Collected data
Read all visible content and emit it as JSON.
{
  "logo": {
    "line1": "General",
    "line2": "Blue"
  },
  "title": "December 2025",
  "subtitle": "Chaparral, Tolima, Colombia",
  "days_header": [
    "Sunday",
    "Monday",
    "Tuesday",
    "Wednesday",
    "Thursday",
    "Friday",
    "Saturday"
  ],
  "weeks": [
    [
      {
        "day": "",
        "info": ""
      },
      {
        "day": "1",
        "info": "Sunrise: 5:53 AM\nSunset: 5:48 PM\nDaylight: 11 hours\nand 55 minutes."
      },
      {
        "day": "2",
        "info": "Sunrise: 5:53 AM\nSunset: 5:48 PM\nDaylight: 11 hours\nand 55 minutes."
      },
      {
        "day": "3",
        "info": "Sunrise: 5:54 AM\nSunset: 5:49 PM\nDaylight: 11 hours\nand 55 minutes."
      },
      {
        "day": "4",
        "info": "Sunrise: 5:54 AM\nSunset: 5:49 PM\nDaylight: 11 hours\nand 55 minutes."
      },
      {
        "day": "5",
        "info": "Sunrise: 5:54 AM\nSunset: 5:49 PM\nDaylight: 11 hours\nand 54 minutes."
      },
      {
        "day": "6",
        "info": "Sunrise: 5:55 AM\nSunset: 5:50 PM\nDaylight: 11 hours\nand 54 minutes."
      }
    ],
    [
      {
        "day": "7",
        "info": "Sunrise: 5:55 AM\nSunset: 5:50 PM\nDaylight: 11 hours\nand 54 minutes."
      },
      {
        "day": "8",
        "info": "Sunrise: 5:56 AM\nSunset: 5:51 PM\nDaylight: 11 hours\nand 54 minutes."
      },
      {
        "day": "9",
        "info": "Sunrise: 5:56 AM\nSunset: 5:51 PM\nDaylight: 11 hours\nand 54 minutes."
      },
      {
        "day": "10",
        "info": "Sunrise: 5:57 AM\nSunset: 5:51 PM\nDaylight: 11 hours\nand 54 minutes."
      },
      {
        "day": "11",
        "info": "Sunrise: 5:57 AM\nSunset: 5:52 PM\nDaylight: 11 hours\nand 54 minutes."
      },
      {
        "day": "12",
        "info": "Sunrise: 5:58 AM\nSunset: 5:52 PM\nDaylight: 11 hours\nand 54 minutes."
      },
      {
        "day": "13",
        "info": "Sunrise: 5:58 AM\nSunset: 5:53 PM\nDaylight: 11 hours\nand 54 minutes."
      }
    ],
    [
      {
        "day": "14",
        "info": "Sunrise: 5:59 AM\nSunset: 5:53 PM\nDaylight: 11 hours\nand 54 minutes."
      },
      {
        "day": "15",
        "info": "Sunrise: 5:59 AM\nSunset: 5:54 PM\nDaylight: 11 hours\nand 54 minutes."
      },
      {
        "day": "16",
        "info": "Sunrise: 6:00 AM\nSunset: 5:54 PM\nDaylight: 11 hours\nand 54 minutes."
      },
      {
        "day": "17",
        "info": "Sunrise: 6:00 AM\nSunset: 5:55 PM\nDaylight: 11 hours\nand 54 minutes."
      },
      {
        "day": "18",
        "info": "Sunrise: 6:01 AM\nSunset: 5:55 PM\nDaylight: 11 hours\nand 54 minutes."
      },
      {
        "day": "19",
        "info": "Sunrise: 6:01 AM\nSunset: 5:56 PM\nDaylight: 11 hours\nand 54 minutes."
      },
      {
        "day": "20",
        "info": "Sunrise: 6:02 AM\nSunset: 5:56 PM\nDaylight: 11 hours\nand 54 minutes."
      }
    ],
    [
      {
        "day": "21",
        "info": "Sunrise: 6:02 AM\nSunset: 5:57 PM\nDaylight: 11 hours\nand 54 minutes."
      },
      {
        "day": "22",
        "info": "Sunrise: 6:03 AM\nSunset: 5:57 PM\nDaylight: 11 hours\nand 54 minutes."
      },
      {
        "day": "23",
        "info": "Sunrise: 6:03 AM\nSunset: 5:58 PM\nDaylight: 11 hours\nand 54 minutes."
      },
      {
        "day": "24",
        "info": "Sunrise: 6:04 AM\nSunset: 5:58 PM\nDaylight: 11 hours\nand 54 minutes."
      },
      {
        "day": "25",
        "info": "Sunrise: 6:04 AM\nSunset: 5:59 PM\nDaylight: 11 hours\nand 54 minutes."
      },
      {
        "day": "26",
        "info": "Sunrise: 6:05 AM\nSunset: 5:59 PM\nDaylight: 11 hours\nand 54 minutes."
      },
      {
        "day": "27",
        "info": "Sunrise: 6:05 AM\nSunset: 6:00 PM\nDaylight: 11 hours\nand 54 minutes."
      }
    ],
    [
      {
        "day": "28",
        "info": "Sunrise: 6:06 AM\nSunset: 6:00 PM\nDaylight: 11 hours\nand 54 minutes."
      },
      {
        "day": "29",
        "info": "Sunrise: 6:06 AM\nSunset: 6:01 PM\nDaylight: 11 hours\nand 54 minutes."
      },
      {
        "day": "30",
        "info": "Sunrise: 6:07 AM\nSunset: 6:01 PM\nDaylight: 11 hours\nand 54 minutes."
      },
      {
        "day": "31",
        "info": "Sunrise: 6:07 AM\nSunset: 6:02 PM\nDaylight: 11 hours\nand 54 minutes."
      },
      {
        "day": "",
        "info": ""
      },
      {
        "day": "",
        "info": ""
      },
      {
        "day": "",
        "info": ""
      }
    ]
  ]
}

**Written exercise**
Can you restate every record above word for word?

**Response for this exercise**
Read all visible content and emit it as JSON.
{
  "logo": {
    "line1": "General",
    "line2": "Blue"
  },
  "title": "December 2025",
  "subtitle": "Chaparral, Tolima, Colombia",
  "days_header": [
    "Sunday",
    "Monday",
    "Tuesday",
    "Wednesday",
    "Thursday",
    "Friday",
    "Saturday"
  ],
  "weeks": [
    [
      {
        "day": "",
        "info": ""
      },
      {
        "day": "1",
        "info": "Sunrise: 5:53 AM\nSunset: 5:48 PM\nDaylight: 11 hours\nand 55 minutes."
      },
      {
        "day": "2",
        "info": "Sunrise: 5:53 AM\nSunset: 5:48 PM\nDaylight: 11 hours\nand 55 minutes."
      },
      {
        "day": "3",
        "info": "Sunrise: 5:54 AM\nSunset: 5:49 PM\nDaylight: 11 hours\nand 55 minutes."
      },
      {
        "day": "4",
        "info": "Sunrise: 5:54 AM\nSunset: 5:49 PM\nDaylight: 11 hours\nand 55 minutes."
      },
      {
        "day": "5",
        "info": "Sunrise: 5:54 AM\nSunset: 5:49 PM\nDaylight: 11 hours\nand 54 minutes."
      },
      {
        "day": "6",
        "info": "Sunrise: 5:55 AM\nSunset: 5:50 PM\nDaylight: 11 hours\nand 54 minutes."
      }
    ],
    [
      {
        "day": "7",
        "info": "Sunrise: 5:55 AM\nSunset: 5:50 PM\nDaylight: 11 hours\nand 54 minutes."
      },
      {
        "day": "8",
        "info": "Sunrise: 5:56 AM\nSunset: 5:51 PM\nDaylight: 11 hours\nand 54 minutes."
      },
      {
        "day": "9",
        "info": "Sunrise: 5:56 AM\nSunset: 5:51 PM\nDaylight: 11 hours\nand 54 minutes."
      },
      {
        "day": "10",
        "info": "Sunrise: 5:57 AM\nSunset: 5:51 PM\nDaylight: 11 hours\nand 54 minutes."
      },
      {
        "day": "11",
        "info": "Sunrise: 5:57 AM\nSunset: 5:52 PM\nDaylight: 11 hours\nand 54 minutes."
      },
      {
        "day": "12",
        "info": "Sunrise: 5:58 AM\nSunset: 5:52 PM\nDaylight: 11 hours\nand 54 minutes."
      },
      {
        "day": "13",
        "info": "Sunrise: 5:58 AM\nSunset: 5:53 PM\nDaylight: 11 hours\nand 54 minutes."
      }
    ],
    [
      {
        "day": "14",
        "info": "Sunrise: 5:59 AM\nSunset: 5:53 PM\nDaylight: 11 hours\nand 54 minutes."
      },
      {
        "day": "15",
        "info": "Sunrise: 5:59 AM\nSunset: 5:54 PM\nDaylight: 11 hours\nand 54 minutes."
      },
      {
        "day": "16",
        "info": "Sunrise: 6:00 AM\nSunset: 5:54 PM\nDaylight: 11 hours\nand 54 minutes."
      },
      {
        "day": "17",
        "info": "Sunrise: 6:00 AM\nSunset: 5:55 PM\nDaylight: 11 hours\nand 54 minutes."
      },
      {
        "day": "18",
        "info": "Sunrise: 6:01 AM\nSunset: 5:55 PM\nDaylight: 11 hours\nand 54 minutes."
      },
      {
        "day": "19",
        "info": "Sunrise: 6:01 AM\nSunset: 5:56 PM\nDaylight: 11 hours\nand 54 minutes."
      },
      {
        "day": "20",
        "info": "Sunrise: 6:02 AM\nSunset: 5:56 PM\nDaylight: 11 hours\nand 54 minutes."
      }
    ],
    [
      {
        "day": "21",
        "info": "Sunrise: 6:02 AM\nSunset: 5:57 PM\nDaylight: 11 hours\nand 54 minutes."
      },
      {
        "day": "22",
        "info": "Sunrise: 6:03 AM\nSunset: 5:57 PM\nDaylight: 11 hours\nand 54 minutes."
      },
      {
        "day": "23",
        "info": "Sunrise: 6:03 AM\nSunset: 5:58 PM\nDaylight: 11 hours\nand 54 minutes."
      },
      {
        "day": "24",
        "info": "Sunrise: 6:04 AM\nSunset: 5:58 PM\nDaylight: 11 hours\nand 54 minutes."
      },
      {
        "day": "25",
        "info": "Sunrise: 6:04 AM\nSunset: 5:59 PM\nDaylight: 11 hours\nand 54 minutes."
      },
      {
        "day": "26",
        "info": "Sunrise: 6:05 AM\nSunset: 5:59 PM\nDaylight: 11 hours\nand 54 minutes."
      },
      {
        "day": "27",
        "info": "Sunrise: 6:05 AM\nSunset: 6:00 PM\nDaylight: 11 hours\nand 54 minutes."
      }
    ],
    [
      {
        "day": "28",
        "info": "Sunrise: 6:06 AM\nSunset: 6:00 PM\nDaylight: 11 hours\nand 54 minutes."
      },
      {
        "day": "29",
        "info": "Sunrise: 6:06 AM\nSunset: 6:01 PM\nDaylight: 11 hours\nand 54 minutes."
      },
      {
        "day": "30",
        "info": "Sunrise: 6:07 AM\nSunset: 6:01 PM\nDaylight: 11 hours\nand 54 minutes."
      },
      {
        "day": "31",
        "info": "Sunrise: 6:07 AM\nSunset: 6:02 PM\nDaylight: 11 hours\nand 54 minutes."
      },
      {
        "day": "",
        "info": ""
      },
      {
        "day": "",
        "info": ""
      },
      {
        "day": "",
        "info": ""
      }
    ]
  ]
}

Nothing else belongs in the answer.